=== Stored records ===
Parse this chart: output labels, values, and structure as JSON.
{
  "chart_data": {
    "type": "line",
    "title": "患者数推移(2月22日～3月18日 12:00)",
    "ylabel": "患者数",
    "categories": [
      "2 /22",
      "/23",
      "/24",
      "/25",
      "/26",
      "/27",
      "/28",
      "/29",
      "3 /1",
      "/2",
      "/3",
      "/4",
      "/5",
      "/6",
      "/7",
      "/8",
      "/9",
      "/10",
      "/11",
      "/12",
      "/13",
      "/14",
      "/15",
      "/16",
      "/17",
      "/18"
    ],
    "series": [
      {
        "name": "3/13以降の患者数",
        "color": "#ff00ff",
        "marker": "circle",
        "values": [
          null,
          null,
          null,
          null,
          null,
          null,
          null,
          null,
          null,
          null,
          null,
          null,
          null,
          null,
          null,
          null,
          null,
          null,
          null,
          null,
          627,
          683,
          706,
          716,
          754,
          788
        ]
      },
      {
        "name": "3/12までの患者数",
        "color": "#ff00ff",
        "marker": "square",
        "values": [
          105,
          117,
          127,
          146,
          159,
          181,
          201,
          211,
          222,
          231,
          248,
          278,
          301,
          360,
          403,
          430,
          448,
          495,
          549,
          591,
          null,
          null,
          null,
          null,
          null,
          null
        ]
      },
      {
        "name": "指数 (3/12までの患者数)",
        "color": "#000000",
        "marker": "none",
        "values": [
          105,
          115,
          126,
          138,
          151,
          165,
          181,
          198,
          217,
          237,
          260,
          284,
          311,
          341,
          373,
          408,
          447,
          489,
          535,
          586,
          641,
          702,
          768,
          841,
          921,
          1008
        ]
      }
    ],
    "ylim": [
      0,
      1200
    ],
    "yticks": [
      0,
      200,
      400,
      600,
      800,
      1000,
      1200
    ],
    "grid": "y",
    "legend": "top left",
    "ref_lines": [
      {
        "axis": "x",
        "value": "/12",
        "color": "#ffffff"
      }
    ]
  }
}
===
## Set problem
Copy out every line where the word "color" occurs.

## Task solution
        "color": "#ff00ff",
        "color": "#ff00ff",
        "color": "#000000",
        "color": "#ffffff"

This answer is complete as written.